I, Tonya (2017)

In theaters
Director: Craig Gillespie
Starring: Margot Robbie, Sebastian Stan, Allison Janney, Julianne Nicholson, Bobby Cannavale 

Award season always brings us a biopic or two, and perhaps the most noteworthy of this year’s batch is I, Tonya, the story of two-time Olympian figure skater Tonya Harding. Like a true biopic, it starts in childhood, hits all the big moments, and even ends with the text that tells us what happened after.

It’s not completely true to the form, though. I, Tonya makes the particularly interesting choice to not just acknowledge conflicting stories, but it even weaves them in and out of the narrative. Often a character will preface a scene by commenting on whether or not it actually happened. Sometimes you’ll see a second character’s alternate version of events. When a character breaks the fourth wall and tells you not to believe what you’re about to see, it’s a very fun way of conveying just how tough it is to know whose story is correct. It’s a storytelling choice that you would grow to hate if too many movies tried it, but it works nicely here.

Margot Robbie stars in the titular role, and she delivers a hell of a performance. Tonya Harding isn’t the most relatable person, and somehow Robbie makes us sympathize with the character. I found myself astonished at how much I really cared about Harding. That’s a testament to Robbie’s performance. It’s worth the price of admission alone.

Allison Janney in I, Tonya (Neon)

The supporting cast is really strong. Allison Janney is going to get all the accolades, as Harding’s mother, but she has the juciest part. She has one job with every line – be the biggest a-hole in the room – and she nails it, but it’s just one note. Sebastian Stan, as Jeff Gillooly, is perhaps more impressive, because, like Robbie, he brings some humanity to a character most of us saw as despicable as we entered the theater. Julianne Nicholson plays Diane, Tonya’s skating coach, but she mostly just exists as a stand-in for the audience, a good person to identify with amid all the ridiculous personalities dominating the screen. In a completely unnecessary but ultimately entertaining role, Bobby Cannavale plays a producer for Hard Copy. In the supporting cast, my favorite performance might have been that of relative unknown Paul Walter Hauser in the role of Shawn Eckhardt, bodyguard to Harding and friend to Gillooly. He’s hilarious in the film, one which really targets Eckhardt as the dim-witted mastermind of the Kerrigan incident.

Dataset records:
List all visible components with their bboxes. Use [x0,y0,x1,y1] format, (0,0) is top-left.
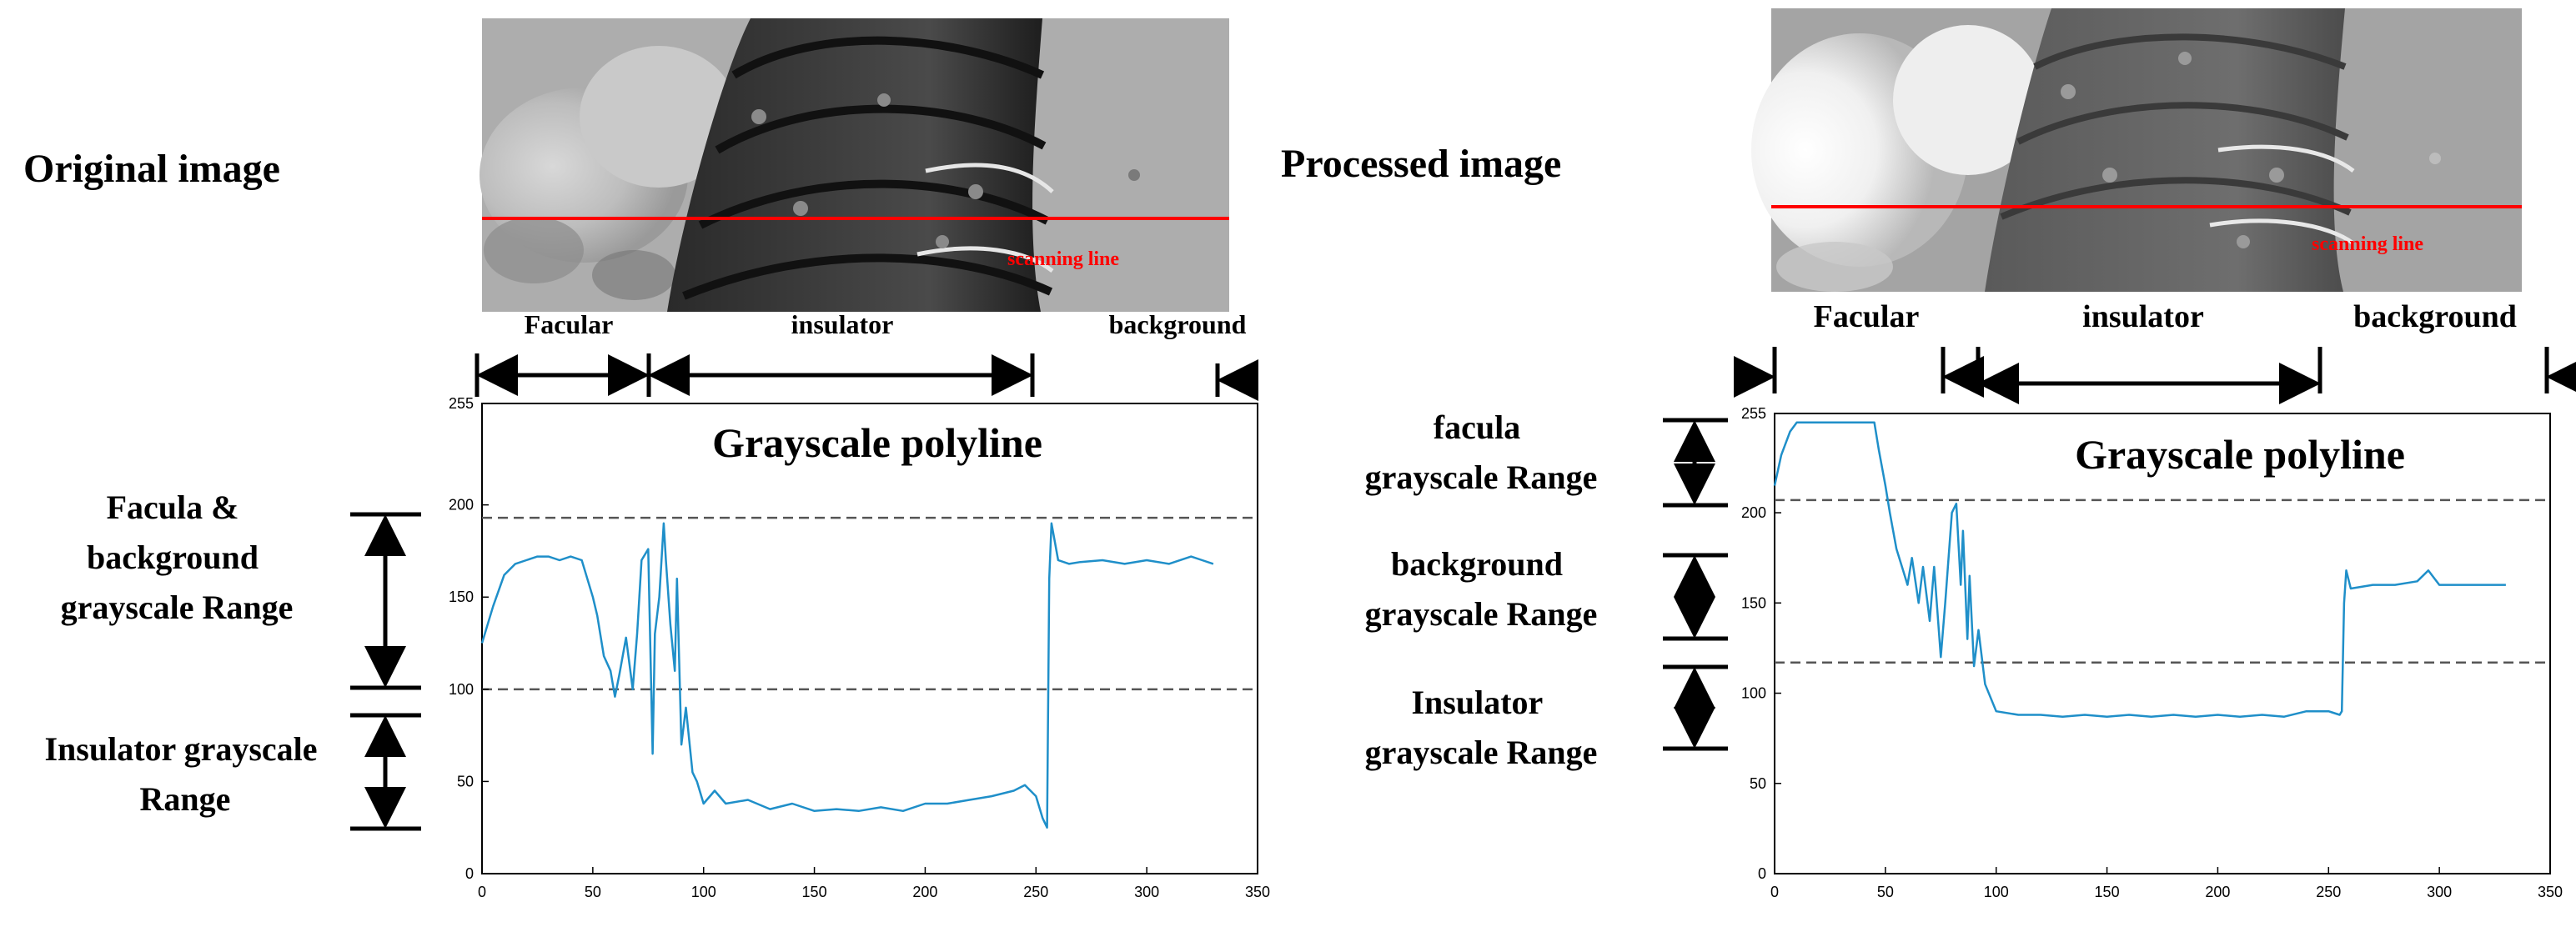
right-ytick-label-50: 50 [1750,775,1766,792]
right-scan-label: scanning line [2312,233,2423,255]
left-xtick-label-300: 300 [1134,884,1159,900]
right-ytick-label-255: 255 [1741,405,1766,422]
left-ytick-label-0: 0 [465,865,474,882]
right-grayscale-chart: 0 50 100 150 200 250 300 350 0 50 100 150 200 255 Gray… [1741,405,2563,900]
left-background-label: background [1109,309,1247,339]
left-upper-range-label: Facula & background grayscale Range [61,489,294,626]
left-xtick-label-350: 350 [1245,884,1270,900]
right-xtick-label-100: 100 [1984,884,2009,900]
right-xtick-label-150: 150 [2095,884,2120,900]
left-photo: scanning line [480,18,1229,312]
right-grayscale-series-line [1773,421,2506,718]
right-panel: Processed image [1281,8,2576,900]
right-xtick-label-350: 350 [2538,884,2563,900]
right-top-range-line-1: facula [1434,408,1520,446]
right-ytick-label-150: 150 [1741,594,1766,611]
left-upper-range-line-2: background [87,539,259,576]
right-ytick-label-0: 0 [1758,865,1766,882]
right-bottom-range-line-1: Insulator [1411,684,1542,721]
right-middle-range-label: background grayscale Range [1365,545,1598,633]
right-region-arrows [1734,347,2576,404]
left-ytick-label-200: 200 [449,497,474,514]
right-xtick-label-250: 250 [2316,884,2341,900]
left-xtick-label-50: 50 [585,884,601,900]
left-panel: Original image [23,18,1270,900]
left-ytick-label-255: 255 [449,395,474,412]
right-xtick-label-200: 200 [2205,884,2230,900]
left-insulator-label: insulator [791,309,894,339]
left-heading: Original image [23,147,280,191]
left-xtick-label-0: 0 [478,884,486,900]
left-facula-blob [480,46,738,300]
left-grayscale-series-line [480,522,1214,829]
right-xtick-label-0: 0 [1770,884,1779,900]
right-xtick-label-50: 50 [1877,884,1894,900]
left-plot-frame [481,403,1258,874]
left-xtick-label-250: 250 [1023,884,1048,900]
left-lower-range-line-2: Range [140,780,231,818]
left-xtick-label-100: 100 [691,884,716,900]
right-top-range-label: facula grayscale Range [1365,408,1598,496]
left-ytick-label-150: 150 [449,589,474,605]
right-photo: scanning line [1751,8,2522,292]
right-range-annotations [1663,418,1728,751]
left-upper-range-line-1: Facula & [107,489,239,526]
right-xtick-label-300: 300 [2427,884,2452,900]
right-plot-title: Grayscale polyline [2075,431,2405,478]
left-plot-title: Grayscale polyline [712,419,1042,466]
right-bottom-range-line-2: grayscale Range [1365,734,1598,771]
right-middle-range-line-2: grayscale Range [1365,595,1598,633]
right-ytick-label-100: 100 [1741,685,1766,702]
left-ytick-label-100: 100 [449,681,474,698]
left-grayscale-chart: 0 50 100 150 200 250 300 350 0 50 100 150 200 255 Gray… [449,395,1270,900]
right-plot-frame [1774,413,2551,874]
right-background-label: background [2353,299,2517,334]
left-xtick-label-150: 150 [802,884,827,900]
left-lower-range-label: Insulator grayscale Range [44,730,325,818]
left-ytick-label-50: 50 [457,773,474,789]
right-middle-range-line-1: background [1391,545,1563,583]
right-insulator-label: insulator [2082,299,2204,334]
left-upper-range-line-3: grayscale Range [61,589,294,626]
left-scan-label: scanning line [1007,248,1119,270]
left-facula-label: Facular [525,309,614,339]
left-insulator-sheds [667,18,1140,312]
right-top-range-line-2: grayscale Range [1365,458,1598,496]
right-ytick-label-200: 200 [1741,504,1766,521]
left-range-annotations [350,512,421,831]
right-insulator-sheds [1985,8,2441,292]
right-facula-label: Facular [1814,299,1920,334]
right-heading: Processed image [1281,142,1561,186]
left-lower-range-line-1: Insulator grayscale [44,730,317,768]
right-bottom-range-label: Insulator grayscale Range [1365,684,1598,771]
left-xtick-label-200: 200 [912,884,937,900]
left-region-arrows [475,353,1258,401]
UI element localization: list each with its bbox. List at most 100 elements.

Set exercise: Reproduce the passage of the I, Tonya review from "I, Tonya (2017)" up to and including "what happened after.". The data is separate material and has no connection to the review of I, Tonya.

Task solution:
I, Tonya (2017)

In theaters
Director: Craig Gillespie
Starring: Margot Robbie, Sebastian Stan, Allison Janney, Julianne Nicholson, Bobby Cannavale 

Award season always brings us a biopic or two, and perhaps the most noteworthy of this year’s batch is I, Tonya, the story of two-time Olympian figure skater Tonya Harding. Like a true biopic, it starts in childhood, hits all the big moments, and even ends with the text that tells us what happened after.